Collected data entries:
···

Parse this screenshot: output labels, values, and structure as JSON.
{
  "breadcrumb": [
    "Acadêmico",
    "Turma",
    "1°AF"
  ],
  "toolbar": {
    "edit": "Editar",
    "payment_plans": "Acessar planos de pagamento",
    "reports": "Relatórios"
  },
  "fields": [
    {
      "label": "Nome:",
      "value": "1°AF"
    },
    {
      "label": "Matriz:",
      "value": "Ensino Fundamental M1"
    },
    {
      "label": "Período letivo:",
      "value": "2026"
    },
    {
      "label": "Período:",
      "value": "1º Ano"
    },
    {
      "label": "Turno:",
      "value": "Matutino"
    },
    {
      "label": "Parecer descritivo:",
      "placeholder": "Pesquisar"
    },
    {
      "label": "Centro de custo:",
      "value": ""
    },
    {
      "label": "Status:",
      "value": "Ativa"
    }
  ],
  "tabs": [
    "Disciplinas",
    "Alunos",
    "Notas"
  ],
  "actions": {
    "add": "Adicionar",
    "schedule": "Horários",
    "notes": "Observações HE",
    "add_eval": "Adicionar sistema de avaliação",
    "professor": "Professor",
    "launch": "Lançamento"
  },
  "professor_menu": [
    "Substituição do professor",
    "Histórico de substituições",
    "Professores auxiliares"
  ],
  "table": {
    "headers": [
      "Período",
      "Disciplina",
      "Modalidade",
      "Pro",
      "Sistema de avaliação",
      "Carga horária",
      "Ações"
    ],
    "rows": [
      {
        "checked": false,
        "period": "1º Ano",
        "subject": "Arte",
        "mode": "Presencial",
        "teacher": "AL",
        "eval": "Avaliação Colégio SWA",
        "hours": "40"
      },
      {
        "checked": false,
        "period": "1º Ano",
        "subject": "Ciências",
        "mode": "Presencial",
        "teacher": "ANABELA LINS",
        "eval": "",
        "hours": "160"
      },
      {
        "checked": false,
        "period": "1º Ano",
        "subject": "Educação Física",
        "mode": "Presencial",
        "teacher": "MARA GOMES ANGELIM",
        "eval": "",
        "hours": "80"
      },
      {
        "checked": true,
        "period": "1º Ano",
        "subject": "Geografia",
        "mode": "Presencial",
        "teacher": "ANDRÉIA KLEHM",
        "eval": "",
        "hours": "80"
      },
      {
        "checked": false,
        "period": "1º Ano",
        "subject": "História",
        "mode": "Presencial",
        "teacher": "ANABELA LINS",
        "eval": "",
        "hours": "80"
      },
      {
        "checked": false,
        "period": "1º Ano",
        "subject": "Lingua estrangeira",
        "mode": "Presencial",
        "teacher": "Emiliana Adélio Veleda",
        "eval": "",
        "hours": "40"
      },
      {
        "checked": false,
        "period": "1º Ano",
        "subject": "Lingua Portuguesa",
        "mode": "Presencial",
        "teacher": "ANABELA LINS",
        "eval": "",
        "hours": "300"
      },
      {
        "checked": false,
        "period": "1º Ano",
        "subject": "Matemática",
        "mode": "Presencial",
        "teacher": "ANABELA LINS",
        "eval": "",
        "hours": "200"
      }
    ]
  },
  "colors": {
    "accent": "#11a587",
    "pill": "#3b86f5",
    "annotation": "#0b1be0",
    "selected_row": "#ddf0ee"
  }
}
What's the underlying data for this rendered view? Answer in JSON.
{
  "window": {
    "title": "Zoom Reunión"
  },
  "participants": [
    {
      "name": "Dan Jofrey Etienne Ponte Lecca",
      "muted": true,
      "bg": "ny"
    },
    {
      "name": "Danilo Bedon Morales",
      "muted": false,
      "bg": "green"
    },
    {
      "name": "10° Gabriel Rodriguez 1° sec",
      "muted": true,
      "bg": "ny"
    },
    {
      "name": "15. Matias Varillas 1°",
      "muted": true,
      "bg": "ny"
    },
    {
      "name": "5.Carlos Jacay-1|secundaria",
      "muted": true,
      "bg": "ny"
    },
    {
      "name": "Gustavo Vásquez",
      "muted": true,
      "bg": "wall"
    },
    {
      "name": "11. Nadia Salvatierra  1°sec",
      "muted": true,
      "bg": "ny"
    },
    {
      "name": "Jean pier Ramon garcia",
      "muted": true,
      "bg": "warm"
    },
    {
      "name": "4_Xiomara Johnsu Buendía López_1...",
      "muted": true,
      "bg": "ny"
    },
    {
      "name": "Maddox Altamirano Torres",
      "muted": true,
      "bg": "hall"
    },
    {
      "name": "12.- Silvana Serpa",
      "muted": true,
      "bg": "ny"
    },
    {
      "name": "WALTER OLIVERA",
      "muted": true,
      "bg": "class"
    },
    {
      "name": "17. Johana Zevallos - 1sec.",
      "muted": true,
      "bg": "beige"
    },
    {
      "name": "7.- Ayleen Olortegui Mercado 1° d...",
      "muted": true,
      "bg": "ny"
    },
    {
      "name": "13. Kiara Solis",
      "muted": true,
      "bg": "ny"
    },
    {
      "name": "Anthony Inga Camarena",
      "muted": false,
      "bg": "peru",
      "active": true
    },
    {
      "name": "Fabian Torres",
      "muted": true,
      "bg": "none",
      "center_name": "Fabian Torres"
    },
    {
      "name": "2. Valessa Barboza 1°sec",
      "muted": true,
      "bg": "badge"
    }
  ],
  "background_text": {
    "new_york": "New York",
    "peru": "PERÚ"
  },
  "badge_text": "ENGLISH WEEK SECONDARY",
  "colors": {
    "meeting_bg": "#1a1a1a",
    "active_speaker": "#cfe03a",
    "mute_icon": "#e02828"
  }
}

···

Write each line above out exactly.

Parse this screenshot: output labels, values, and structure as JSON.
{
  "breadcrumb": [
    "Acadêmico",
    "Turma",
    "1°AF"
  ],
  "toolbar": {
    "edit": "Editar",
    "payment_plans": "Acessar planos de pagamento",
    "reports": "Relatórios"
  },
  "fields": [
    {
      "label": "Nome:",
      "value": "1°AF"
    },
    {
      "label": "Matriz:",
      "value": "Ensino Fundamental M1"
    },
    {
      "label": "Período letivo:",
      "value": "2026"
    },
    {
      "label": "Período:",
      "value": "1º Ano"
    },
    {
      "label": "Turno:",
      "value": "Matutino"
    },
    {
      "label": "Parecer descritivo:",
      "placeholder": "Pesquisar"
    },
    {
      "label": "Centro de custo:",
      "value": ""
    },
    {
      "label": "Status:",
      "value": "Ativa"
    }
  ],
  "tabs": [
    "Disciplinas",
    "Alunos",
    "Notas"
  ],
  "actions": {
    "add": "Adicionar",
    "schedule": "Horários",
    "notes": "Observações HE",
    "add_eval": "Adicionar sistema de avaliação",
    "professor": "Professor",
    "launch": "Lançamento"
  },
  "professor_menu": [
    "Substituição do professor",
    "Histórico de substituições",
    "Professores auxiliares"
  ],
  "table": {
    "headers": [
      "Período",
      "Disciplina",
      "Modalidade",
      "Pro",
      "Sistema de avaliação",
      "Carga horária",
      "Ações"
    ],
    "rows": [
      {
        "checked": false,
        "period": "1º Ano",
        "subject": "Arte",
        "mode": "Presencial",
        "teacher": "AL",
        "eval": "Avaliação Colégio SWA",
        "hours": "40"
      },
      {
        "checked": false,
        "period": "1º Ano",
        "subject": "Ciências",
        "mode": "Presencial",
        "teacher": "ANABELA LINS",
        "eval": "",
        "hours": "160"
      },
      {
        "checked": false,
        "period": "1º Ano",
        "subject": "Educação Física",
        "mode": "Presencial",
        "teacher": "MARA GOMES ANGELIM",
        "eval": "",
        "hours": "80"
      },
      {
        "checked": true,
        "period": "1º Ano",
        "subject": "Geografia",
        "mode": "Presencial",
        "teacher": "ANDRÉIA KLEHM",
        "eval": "",
        "hours": "80"
      },
      {
        "checked": false,
        "period": "1º Ano",
        "subject": "História",
        "mode": "Presencial",
        "teacher": "ANABELA LINS",
        "eval": "",
        "hours": "80"
      },
      {
        "checked": false,
        "period": "1º Ano",
        "subject": "Lingua estrangeira",
        "mode": "Presencial",
        "teacher": "Emiliana Adélio Veleda",
        "eval": "",
        "hours": "40"
      },
      {
        "checked": false,
        "period": "1º Ano",
        "subject": "Lingua Portuguesa",
        "mode": "Presencial",
        "teacher": "ANABELA LINS",
        "eval": "",
        "hours": "300"
      },
      {
        "checked": false,
        "period": "1º Ano",
        "subject": "Matemática",
        "mode": "Presencial",
        "teacher": "ANABELA LINS",
        "eval": "",
        "hours": "200"
      }
    ]
  },
  "colors": {
    "accent": "#11a587",
    "pill": "#3b86f5",
    "annotation": "#0b1be0",
    "selected_row": "#ddf0ee"
  }
}
What's the underlying data for this rendered view? Answer in JSON.
{
  "window": {
    "title": "Zoom Reunión"
  },
  "participants": [
    {
      "name": "Dan Jofrey Etienne Ponte Lecca",
      "muted": true,
      "bg": "ny"
    },
    {
      "name": "Danilo Bedon Morales",
      "muted": false,
      "bg": "green"
    },
    {
      "name": "10° Gabriel Rodriguez 1° sec",
      "muted": true,
      "bg": "ny"
    },
    {
      "name": "15. Matias Varillas 1°",
      "muted": true,
      "bg": "ny"
    },
    {
      "name": "5.Carlos Jacay-1|secundaria",
      "muted": true,
      "bg": "ny"
    },
    {
      "name": "Gustavo Vásquez",
      "muted": true,
      "bg": "wall"
    },
    {
      "name": "11. Nadia Salvatierra  1°sec",
      "muted": true,
      "bg": "ny"
    },
    {
      "name": "Jean pier Ramon garcia",
      "muted": true,
      "bg": "warm"
    },
    {
      "name": "4_Xiomara Johnsu Buendía López_1...",
      "muted": true,
      "bg": "ny"
    },
    {
      "name": "Maddox Altamirano Torres",
      "muted": true,
      "bg": "hall"
    },
    {
      "name": "12.- Silvana Serpa",
      "muted": true,
      "bg": "ny"
    },
    {
      "name": "WALTER OLIVERA",
      "muted": true,
      "bg": "class"
    },
    {
      "name": "17. Johana Zevallos - 1sec.",
      "muted": true,
      "bg": "beige"
    },
    {
      "name": "7.- Ayleen Olortegui Mercado 1° d...",
      "muted": true,
      "bg": "ny"
    },
    {
      "name": "13. Kiara Solis",
      "muted": true,
      "bg": "ny"
    },
    {
      "name": "Anthony Inga Camarena",
      "muted": false,
      "bg": "peru",
      "active": true
    },
    {
      "name": "Fabian Torres",
      "muted": true,
      "bg": "none",
      "center_name": "Fabian Torres"
    },
    {
      "name": "2. Valessa Barboza 1°sec",
      "muted": true,
      "bg": "badge"
    }
  ],
  "background_text": {
    "new_york": "New York",
    "peru": "PERÚ"
  },
  "badge_text": "ENGLISH WEEK SECONDARY",
  "colors": {
    "meeting_bg": "#1a1a1a",
    "active_speaker": "#cfe03a",
    "mute_icon": "#e02828"
  }
}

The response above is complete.